▶ WHAT THE TASK ASKS
Everything in the listing should be restated word for word.

================

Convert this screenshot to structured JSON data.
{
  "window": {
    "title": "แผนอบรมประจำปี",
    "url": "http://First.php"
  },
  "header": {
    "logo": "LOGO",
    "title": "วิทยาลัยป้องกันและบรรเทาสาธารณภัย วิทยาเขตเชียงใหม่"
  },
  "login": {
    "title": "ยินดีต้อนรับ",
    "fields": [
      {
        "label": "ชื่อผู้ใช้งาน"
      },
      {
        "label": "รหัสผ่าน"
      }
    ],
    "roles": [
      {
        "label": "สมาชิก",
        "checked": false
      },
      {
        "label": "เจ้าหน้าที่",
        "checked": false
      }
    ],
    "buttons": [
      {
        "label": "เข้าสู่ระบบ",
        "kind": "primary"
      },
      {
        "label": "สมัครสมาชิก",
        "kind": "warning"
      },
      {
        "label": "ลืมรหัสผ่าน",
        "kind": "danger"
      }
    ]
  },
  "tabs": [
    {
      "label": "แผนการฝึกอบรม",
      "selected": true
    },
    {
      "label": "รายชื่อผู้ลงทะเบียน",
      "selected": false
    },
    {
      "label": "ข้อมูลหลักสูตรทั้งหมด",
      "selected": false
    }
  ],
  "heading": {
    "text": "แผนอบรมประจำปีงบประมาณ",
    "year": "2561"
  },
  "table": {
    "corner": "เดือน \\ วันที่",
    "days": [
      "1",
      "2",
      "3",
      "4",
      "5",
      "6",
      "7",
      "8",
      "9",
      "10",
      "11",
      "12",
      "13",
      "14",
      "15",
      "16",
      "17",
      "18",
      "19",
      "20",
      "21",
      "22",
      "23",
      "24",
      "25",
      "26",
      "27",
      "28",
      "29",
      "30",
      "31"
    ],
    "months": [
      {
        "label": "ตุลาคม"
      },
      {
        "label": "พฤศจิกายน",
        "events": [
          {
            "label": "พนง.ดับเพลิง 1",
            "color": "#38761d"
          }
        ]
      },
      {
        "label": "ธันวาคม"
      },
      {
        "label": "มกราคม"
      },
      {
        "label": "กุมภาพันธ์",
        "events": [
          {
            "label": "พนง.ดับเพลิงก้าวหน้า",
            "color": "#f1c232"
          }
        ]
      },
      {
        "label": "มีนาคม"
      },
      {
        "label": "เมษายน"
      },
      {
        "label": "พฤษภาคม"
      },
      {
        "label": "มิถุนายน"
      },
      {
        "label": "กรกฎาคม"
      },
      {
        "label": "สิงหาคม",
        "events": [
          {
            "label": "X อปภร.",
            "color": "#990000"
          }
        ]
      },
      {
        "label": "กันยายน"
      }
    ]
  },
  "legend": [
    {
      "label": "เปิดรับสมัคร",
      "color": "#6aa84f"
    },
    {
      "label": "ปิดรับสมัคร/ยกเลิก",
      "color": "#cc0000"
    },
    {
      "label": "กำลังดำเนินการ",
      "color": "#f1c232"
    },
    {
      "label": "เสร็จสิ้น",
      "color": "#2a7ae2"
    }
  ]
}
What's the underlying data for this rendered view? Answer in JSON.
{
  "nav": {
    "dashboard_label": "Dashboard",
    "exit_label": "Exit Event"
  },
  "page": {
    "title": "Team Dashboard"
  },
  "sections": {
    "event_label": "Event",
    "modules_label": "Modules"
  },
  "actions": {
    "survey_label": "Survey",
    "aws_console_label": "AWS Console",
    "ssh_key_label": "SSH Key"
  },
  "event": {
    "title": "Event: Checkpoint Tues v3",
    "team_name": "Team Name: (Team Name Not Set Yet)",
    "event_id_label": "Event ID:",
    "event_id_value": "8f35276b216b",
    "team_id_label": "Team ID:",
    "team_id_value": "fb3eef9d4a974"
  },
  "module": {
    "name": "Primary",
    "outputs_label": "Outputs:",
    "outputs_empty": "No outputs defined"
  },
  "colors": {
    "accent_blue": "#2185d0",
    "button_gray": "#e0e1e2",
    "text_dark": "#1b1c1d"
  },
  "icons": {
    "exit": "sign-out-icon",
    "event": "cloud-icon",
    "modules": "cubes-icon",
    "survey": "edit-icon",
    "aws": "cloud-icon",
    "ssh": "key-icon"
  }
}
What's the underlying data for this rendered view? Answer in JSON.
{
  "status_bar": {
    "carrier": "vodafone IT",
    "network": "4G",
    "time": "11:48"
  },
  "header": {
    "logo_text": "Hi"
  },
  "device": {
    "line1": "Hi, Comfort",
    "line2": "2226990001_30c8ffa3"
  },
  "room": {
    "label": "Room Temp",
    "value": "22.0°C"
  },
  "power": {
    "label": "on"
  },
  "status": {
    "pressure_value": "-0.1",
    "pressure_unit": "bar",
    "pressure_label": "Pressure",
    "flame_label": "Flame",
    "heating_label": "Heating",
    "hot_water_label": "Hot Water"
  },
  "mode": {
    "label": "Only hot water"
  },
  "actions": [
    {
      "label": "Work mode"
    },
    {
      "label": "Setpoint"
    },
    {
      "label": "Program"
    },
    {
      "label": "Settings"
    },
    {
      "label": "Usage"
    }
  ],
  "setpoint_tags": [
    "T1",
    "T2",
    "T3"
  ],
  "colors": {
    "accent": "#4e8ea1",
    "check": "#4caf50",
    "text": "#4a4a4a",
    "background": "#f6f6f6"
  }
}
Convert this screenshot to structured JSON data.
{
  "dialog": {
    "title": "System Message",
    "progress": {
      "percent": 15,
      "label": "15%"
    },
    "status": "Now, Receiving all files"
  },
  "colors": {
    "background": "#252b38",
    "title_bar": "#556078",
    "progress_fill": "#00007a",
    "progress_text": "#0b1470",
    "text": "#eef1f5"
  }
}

================

▶ ANSWER TO THIS PROBLEM
Convert this screenshot to structured JSON data.
{
  "window": {
    "title": "แผนอบรมประจำปี",
    "url": "http://First.php"
  },
  "header": {
    "logo": "LOGO",
    "title": "วิทยาลัยป้องกันและบรรเทาสาธารณภัย วิทยาเขตเชียงใหม่"
  },
  "login": {
    "title": "ยินดีต้อนรับ",
    "fields": [
      {
        "label": "ชื่อผู้ใช้งาน"
      },
      {
        "label": "รหัสผ่าน"
      }
    ],
    "roles": [
      {
        "label": "สมาชิก",
        "checked": false
      },
      {
        "label": "เจ้าหน้าที่",
        "checked": false
      }
    ],
    "buttons": [
      {
        "label": "เข้าสู่ระบบ",
        "kind": "primary"
      },
      {
        "label": "สมัครสมาชิก",
        "kind": "warning"
      },
      {
        "label": "ลืมรหัสผ่าน",
        "kind": "danger"
      }
    ]
  },
  "tabs": [
    {
      "label": "แผนการฝึกอบรม",
      "selected": true
    },
    {
      "label": "รายชื่อผู้ลงทะเบียน",
      "selected": false
    },
    {
      "label": "ข้อมูลหลักสูตรทั้งหมด",
      "selected": false
    }
  ],
  "heading": {
    "text": "แผนอบรมประจำปีงบประมาณ",
    "year": "2561"
  },
  "table": {
    "corner": "เดือน \\ วันที่",
    "days": [
      "1",
      "2",
      "3",
      "4",
      "5",
      "6",
      "7",
      "8",
      "9",
      "10",
      "11",
      "12",
      "13",
      "14",
      "15",
      "16",
      "17",
      "18",
      "19",
      "20",
      "21",
      "22",
      "23",
      "24",
      "25",
      "26",
      "27",
      "28",
      "29",
      "30",
      "31"
    ],
    "months": [
      {
        "label": "ตุลาคม"
      },
      {
        "label": "พฤศจิกายน",
        "events": [
          {
            "label": "พนง.ดับเพลิง 1",
            "color": "#38761d"
          }
        ]
      },
      {
        "label": "ธันวาคม"
      },
      {
        "label": "มกราคม"
      },
      {
        "label": "กุมภาพันธ์",
        "events": [
          {
            "label": "พนง.ดับเพลิงก้าวหน้า",
            "color": "#f1c232"
          }
        ]
      },
      {
        "label": "มีนาคม"
      },
      {
        "label": "เมษายน"
      },
      {
        "label": "พฤษภาคม"
      },
      {
        "label": "มิถุนายน"
      },
      {
        "label": "กรกฎาคม"
      },
      {
        "label": "สิงหาคม",
        "events": [
          {
            "label": "X อปภร.",
            "color": "#990000"
          }
        ]
      },
      {
        "label": "กันยายน"
      }
    ]
  },
  "legend": [
    {
      "label": "เปิดรับสมัคร",
      "color": "#6aa84f"
    },
    {
      "label": "ปิดรับสมัคร/ยกเลิก",
      "color": "#cc0000"
    },
    {
      "label": "กำลังดำเนินการ",
      "color": "#f1c232"
    },
    {
      "label": "เสร็จสิ้น",
      "color": "#2a7ae2"
    }
  ]
}
What's the underlying data for this rendered view? Answer in JSON.
{
  "nav": {
    "dashboard_label": "Dashboard",
    "exit_label": "Exit Event"
  },
  "page": {
    "title": "Team Dashboard"
  },
  "sections": {
    "event_label": "Event",
    "modules_label": "Modules"
  },
  "actions": {
    "survey_label": "Survey",
    "aws_console_label": "AWS Console",
    "ssh_key_label": "SSH Key"
  },
  "event": {
    "title": "Event: Checkpoint Tues v3",
    "team_name": "Team Name: (Team Name Not Set Yet)",
    "event_id_label": "Event ID:",
    "event_id_value": "8f35276b216b",
    "team_id_label": "Team ID:",
    "team_id_value": "fb3eef9d4a974"
  },
  "module": {
    "name": "Primary",
    "outputs_label": "Outputs:",
    "outputs_empty": "No outputs defined"
  },
  "colors": {
    "accent_blue": "#2185d0",
    "button_gray": "#e0e1e2",
    "text_dark": "#1b1c1d"
  },
  "icons": {
    "exit": "sign-out-icon",
    "event": "cloud-icon",
    "modules": "cubes-icon",
    "survey": "edit-icon",
    "aws": "cloud-icon",
    "ssh": "key-icon"
  }
}
What's the underlying data for this rendered view? Answer in JSON.
{
  "status_bar": {
    "carrier": "vodafone IT",
    "network": "4G",
    "time": "11:48"
  },
  "header": {
    "logo_text": "Hi"
  },
  "device": {
    "line1": "Hi, Comfort",
    "line2": "2226990001_30c8ffa3"
  },
  "room": {
    "label": "Room Temp",
    "value": "22.0°C"
  },
  "power": {
    "label": "on"
  },
  "status": {
    "pressure_value": "-0.1",
    "pressure_unit": "bar",
    "pressure_label": "Pressure",
    "flame_label": "Flame",
    "heating_label": "Heating",
    "hot_water_label": "Hot Water"
  },
  "mode": {
    "label": "Only hot water"
  },
  "actions": [
    {
      "label": "Work mode"
    },
    {
      "label": "Setpoint"
    },
    {
      "label": "Program"
    },
    {
      "label": "Settings"
    },
    {
      "label": "Usage"
    }
  ],
  "setpoint_tags": [
    "T1",
    "T2",
    "T3"
  ],
  "colors": {
    "accent": "#4e8ea1",
    "check": "#4caf50",
    "text": "#4a4a4a",
    "background": "#f6f6f6"
  }
}
Convert this screenshot to structured JSON data.
{
  "dialog": {
    "title": "System Message",
    "progress": {
      "percent": 15,
      "label": "15%"
    },
    "status": "Now, Receiving all files"
  },
  "colors": {
    "background": "#252b38",
    "title_bar": "#556078",
    "progress_fill": "#00007a",
    "progress_text": "#0b1470",
    "text": "#eef1f5"
  }
}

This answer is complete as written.